Reproduce all of the material word for word.

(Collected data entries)
= = = = =

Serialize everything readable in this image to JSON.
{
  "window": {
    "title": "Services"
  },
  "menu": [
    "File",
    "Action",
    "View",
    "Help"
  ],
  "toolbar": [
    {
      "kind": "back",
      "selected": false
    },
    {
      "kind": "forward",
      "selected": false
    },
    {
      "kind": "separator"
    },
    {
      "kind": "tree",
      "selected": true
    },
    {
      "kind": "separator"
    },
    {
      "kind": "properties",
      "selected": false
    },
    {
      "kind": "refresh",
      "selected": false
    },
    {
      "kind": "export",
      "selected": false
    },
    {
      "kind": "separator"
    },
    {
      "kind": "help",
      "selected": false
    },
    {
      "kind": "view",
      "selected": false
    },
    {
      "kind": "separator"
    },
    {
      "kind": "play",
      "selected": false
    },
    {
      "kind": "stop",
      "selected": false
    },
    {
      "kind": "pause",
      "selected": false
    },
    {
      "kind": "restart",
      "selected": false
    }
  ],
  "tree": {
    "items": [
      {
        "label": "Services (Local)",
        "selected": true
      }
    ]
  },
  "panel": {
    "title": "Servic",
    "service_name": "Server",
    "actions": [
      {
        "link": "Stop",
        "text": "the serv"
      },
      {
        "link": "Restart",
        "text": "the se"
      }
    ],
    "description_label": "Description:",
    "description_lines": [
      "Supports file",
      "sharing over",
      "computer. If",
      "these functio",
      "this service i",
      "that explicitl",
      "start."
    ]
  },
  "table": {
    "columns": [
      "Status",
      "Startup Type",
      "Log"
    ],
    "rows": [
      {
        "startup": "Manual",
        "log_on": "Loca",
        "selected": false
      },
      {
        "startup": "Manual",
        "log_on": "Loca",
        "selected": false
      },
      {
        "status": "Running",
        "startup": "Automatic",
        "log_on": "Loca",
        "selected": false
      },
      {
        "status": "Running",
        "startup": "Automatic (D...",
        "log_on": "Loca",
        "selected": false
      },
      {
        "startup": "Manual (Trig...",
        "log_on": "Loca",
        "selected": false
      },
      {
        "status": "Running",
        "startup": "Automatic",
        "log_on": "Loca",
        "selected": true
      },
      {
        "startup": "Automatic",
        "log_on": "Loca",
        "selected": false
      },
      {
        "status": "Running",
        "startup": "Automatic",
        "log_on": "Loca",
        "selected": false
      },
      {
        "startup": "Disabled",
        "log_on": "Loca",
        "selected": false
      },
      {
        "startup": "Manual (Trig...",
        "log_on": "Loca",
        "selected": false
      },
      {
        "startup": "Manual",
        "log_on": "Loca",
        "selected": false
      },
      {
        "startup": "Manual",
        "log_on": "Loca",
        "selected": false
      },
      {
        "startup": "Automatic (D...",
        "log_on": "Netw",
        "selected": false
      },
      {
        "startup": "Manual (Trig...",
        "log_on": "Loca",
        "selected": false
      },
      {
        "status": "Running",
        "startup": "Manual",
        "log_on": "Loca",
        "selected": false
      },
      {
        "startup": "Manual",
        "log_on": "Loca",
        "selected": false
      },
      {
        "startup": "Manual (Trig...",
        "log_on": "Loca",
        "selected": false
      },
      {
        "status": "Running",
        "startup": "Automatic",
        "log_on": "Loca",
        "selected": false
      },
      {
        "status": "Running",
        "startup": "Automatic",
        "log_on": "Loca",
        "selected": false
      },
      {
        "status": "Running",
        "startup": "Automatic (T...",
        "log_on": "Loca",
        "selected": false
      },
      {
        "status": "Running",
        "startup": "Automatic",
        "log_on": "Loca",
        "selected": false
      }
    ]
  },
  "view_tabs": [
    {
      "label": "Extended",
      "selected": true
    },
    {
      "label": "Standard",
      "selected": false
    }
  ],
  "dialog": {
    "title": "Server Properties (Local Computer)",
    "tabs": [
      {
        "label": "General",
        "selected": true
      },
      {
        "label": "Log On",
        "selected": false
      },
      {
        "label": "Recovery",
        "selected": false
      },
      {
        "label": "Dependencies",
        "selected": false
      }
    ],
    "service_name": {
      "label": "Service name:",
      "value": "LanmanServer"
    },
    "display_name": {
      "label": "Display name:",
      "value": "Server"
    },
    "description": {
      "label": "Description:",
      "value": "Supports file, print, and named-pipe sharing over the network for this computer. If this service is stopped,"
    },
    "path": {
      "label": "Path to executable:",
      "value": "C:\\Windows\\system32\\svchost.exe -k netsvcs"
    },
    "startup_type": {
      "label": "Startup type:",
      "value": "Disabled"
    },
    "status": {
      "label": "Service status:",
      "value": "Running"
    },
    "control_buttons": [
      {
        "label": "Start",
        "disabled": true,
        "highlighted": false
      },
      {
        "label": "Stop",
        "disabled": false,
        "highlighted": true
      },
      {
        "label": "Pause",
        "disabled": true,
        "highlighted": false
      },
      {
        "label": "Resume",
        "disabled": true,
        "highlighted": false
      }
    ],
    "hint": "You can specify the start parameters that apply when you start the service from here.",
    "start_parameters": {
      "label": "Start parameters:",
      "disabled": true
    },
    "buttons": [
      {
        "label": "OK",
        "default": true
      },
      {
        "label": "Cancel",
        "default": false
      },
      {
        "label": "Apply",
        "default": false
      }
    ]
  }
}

= = = = =

> _OUTPUT_:
Serialize everything readable in this image to JSON.
{
  "window": {
    "title": "Services"
  },
  "menu": [
    "File",
    "Action",
    "View",
    "Help"
  ],
  "toolbar": [
    {
      "kind": "back",
      "selected": false
    },
    {
      "kind": "forward",
      "selected": false
    },
    {
      "kind": "separator"
    },
    {
      "kind": "tree",
      "selected": true
    },
    {
      "kind": "separator"
    },
    {
      "kind": "properties",
      "selected": false
    },
    {
      "kind": "refresh",
      "selected": false
    },
    {
      "kind": "export",
      "selected": false
    },
    {
      "kind": "separator"
    },
    {
      "kind": "help",
      "selected": false
    },
    {
      "kind": "view",
      "selected": false
    },
    {
      "kind": "separator"
    },
    {
      "kind": "play",
      "selected": false
    },
    {
      "kind": "stop",
      "selected": false
    },
    {
      "kind": "pause",
      "selected": false
    },
    {
      "kind": "restart",
      "selected": false
    }
  ],
  "tree": {
    "items": [
      {
        "label": "Services (Local)",
        "selected": true
      }
    ]
  },
  "panel": {
    "title": "Servic",
    "service_name": "Server",
    "actions": [
      {
        "link": "Stop",
        "text": "the serv"
      },
      {
        "link": "Restart",
        "text": "the se"
      }
    ],
    "description_label": "Description:",
    "description_lines": [
      "Supports file",
      "sharing over",
      "computer. If",
      "these functio",
      "this service i",
      "that explicitl",
      "start."
    ]
  },
  "table": {
    "columns": [
      "Status",
      "Startup Type",
      "Log"
    ],
    "rows": [
      {
        "startup": "Manual",
        "log_on": "Loca",
        "selected": false
      },
      {
        "startup": "Manual",
        "log_on": "Loca",
        "selected": false
      },
      {
        "status": "Running",
        "startup": "Automatic",
        "log_on": "Loca",
        "selected": false
      },
      {
        "status": "Running",
        "startup": "Automatic (D...",
        "log_on": "Loca",
        "selected": false
      },
      {
        "startup": "Manual (Trig...",
        "log_on": "Loca",
        "selected": false
      },
      {
        "status": "Running",
        "startup": "Automatic",
        "log_on": "Loca",
        "selected": true
      },
      {
        "startup": "Automatic",
        "log_on": "Loca",
        "selected": false
      },
      {
        "status": "Running",
        "startup": "Automatic",
        "log_on": "Loca",
        "selected": false
      },
      {
        "startup": "Disabled",
        "log_on": "Loca",
        "selected": false
      },
      {
        "startup": "Manual (Trig...",
        "log_on": "Loca",
        "selected": false
      },
      {
        "startup": "Manual",
        "log_on": "Loca",
        "selected": false
      },
      {
        "startup": "Manual",
        "log_on": "Loca",
        "selected": false
      },
      {
        "startup": "Automatic (D...",
        "log_on": "Netw",
        "selected": false
      },
      {
        "startup": "Manual (Trig...",
        "log_on": "Loca",
        "selected": false
      },
      {
        "status": "Running",
        "startup": "Manual",
        "log_on": "Loca",
        "selected": false
      },
      {
        "startup": "Manual",
        "log_on": "Loca",
        "selected": false
      },
      {
        "startup": "Manual (Trig...",
        "log_on": "Loca",
        "selected": false
      },
      {
        "status": "Running",
        "startup": "Automatic",
        "log_on": "Loca",
        "selected": false
      },
      {
        "status": "Running",
        "startup": "Automatic",
        "log_on": "Loca",
        "selected": false
      },
      {
        "status": "Running",
        "startup": "Automatic (T...",
        "log_on": "Loca",
        "selected": false
      },
      {
        "status": "Running",
        "startup": "Automatic",
        "log_on": "Loca",
        "selected": false
      }
    ]
  },
  "view_tabs": [
    {
      "label": "Extended",
      "selected": true
    },
    {
      "label": "Standard",
      "selected": false
    }
  ],
  "dialog": {
    "title": "Server Properties (Local Computer)",
    "tabs": [
      {
        "label": "General",
        "selected": true
      },
      {
        "label": "Log On",
        "selected": false
      },
      {
        "label": "Recovery",
        "selected": false
      },
      {
        "label": "Dependencies",
        "selected": false
      }
    ],
    "service_name": {
      "label": "Service name:",
      "value": "LanmanServer"
    },
    "display_name": {
      "label": "Display name:",
      "value": "Server"
    },
    "description": {
      "label": "Description:",
      "value": "Supports file, print, and named-pipe sharing over the network for this computer. If this service is stopped,"
    },
    "path": {
      "label": "Path to executable:",
      "value": "C:\\Windows\\system32\\svchost.exe -k netsvcs"
    },
    "startup_type": {
      "label": "Startup type:",
      "value": "Disabled"
    },
    "status": {
      "label": "Service status:",
      "value": "Running"
    },
    "control_buttons": [
      {
        "label": "Start",
        "disabled": true,
        "highlighted": false
      },
      {
        "label": "Stop",
        "disabled": false,
        "highlighted": true
      },
      {
        "label": "Pause",
        "disabled": true,
        "highlighted": false
      },
      {
        "label": "Resume",
        "disabled": true,
        "highlighted": false
      }
    ],
    "hint": "You can specify the start parameters that apply when you start the service from here.",
    "start_parameters": {
      "label": "Start parameters:",
      "disabled": true
    },
    "buttons": [
      {
        "label": "OK",
        "default": true
      },
      {
        "label": "Cancel",
        "default": false
      },
      {
        "label": "Apply",
        "default": false
      }
    ]
  }
}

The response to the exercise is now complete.